** start INPUT RECORDS **

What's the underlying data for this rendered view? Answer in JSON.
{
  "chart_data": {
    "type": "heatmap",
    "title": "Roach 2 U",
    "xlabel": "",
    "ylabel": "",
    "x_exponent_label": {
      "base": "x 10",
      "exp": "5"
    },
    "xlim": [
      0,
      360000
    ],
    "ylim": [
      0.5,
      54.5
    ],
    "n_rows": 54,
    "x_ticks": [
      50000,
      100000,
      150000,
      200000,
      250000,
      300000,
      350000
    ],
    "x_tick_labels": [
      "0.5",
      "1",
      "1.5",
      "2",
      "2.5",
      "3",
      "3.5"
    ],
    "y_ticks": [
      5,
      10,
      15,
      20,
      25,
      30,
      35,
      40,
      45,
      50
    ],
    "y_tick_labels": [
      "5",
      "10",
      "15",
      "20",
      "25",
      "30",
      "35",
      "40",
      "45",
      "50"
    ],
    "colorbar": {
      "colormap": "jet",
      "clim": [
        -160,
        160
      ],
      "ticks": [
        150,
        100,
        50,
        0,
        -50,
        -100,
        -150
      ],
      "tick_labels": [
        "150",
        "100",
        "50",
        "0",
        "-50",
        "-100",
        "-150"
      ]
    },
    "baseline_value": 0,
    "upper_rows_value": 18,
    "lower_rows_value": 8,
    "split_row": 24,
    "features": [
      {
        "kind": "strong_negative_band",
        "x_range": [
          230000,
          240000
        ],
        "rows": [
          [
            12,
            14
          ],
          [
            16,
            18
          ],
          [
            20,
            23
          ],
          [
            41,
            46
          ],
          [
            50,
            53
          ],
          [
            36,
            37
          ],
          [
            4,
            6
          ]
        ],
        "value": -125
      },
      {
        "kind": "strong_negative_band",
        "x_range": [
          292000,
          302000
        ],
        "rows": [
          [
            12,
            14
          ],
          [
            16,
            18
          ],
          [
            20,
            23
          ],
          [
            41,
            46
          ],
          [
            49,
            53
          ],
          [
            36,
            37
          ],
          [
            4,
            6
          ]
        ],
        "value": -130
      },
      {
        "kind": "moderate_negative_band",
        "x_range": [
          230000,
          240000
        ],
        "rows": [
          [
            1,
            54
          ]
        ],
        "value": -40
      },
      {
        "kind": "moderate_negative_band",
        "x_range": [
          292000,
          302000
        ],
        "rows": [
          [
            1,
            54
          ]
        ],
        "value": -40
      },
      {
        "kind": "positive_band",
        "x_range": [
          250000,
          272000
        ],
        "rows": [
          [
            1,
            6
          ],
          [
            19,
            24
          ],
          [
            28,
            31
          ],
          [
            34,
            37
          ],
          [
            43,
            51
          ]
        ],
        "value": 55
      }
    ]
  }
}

** end INPUT RECORDS **

Using the entries above, please restate each one word for word.

■ **RESULT OF THE TASK**
What's the underlying data for this rendered view? Answer in JSON.
{
  "chart_data": {
    "type": "heatmap",
    "title": "Roach 2 U",
    "xlabel": "",
    "ylabel": "",
    "x_exponent_label": {
      "base": "x 10",
      "exp": "5"
    },
    "xlim": [
      0,
      360000
    ],
    "ylim": [
      0.5,
      54.5
    ],
    "n_rows": 54,
    "x_ticks": [
      50000,
      100000,
      150000,
      200000,
      250000,
      300000,
      350000
    ],
    "x_tick_labels": [
      "0.5",
      "1",
      "1.5",
      "2",
      "2.5",
      "3",
      "3.5"
    ],
    "y_ticks": [
      5,
      10,
      15,
      20,
      25,
      30,
      35,
      40,
      45,
      50
    ],
    "y_tick_labels": [
      "5",
      "10",
      "15",
      "20",
      "25",
      "30",
      "35",
      "40",
      "45",
      "50"
    ],
    "colorbar": {
      "colormap": "jet",
      "clim": [
        -160,
        160
      ],
      "ticks": [
        150,
        100,
        50,
        0,
        -50,
        -100,
        -150
      ],
      "tick_labels": [
        "150",
        "100",
        "50",
        "0",
        "-50",
        "-100",
        "-150"
      ]
    },
    "baseline_value": 0,
    "upper_rows_value": 18,
    "lower_rows_value": 8,
    "split_row": 24,
    "features": [
      {
        "kind": "strong_negative_band",
        "x_range": [
          230000,
          240000
        ],
        "rows": [
          [
            12,
            14
          ],
          [
            16,
            18
          ],
          [
            20,
            23
          ],
          [
            41,
            46
          ],
          [
            50,
            53
          ],
          [
            36,
            37
          ],
          [
            4,
            6
          ]
        ],
        "value": -125
      },
      {
        "kind": "strong_negative_band",
        "x_range": [
          292000,
          302000
        ],
        "rows": [
          [
            12,
            14
          ],
          [
            16,
            18
          ],
          [
            20,
            23
          ],
          [
            41,
            46
          ],
          [
            49,
            53
          ],
          [
            36,
            37
          ],
          [
            4,
            6
          ]
        ],
        "value": -130
      },
      {
        "kind": "moderate_negative_band",
        "x_range": [
          230000,
          240000
        ],
        "rows": [
          [
            1,
            54
          ]
        ],
        "value": -40
      },
      {
        "kind": "moderate_negative_band",
        "x_range": [
          292000,
          302000
        ],
        "rows": [
          [
            1,
            54
          ]
        ],
        "value": -40
      },
      {
        "kind": "positive_band",
        "x_range": [
          250000,
          272000
        ],
        "rows": [
          [
            1,
            6
          ],
          [
            19,
            24
          ],
          [
            28,
            31
          ],
          [
            34,
            37
          ],
          [
            43,
            51
          ]
        ],
        "value": 55
      }
    ]
  }
}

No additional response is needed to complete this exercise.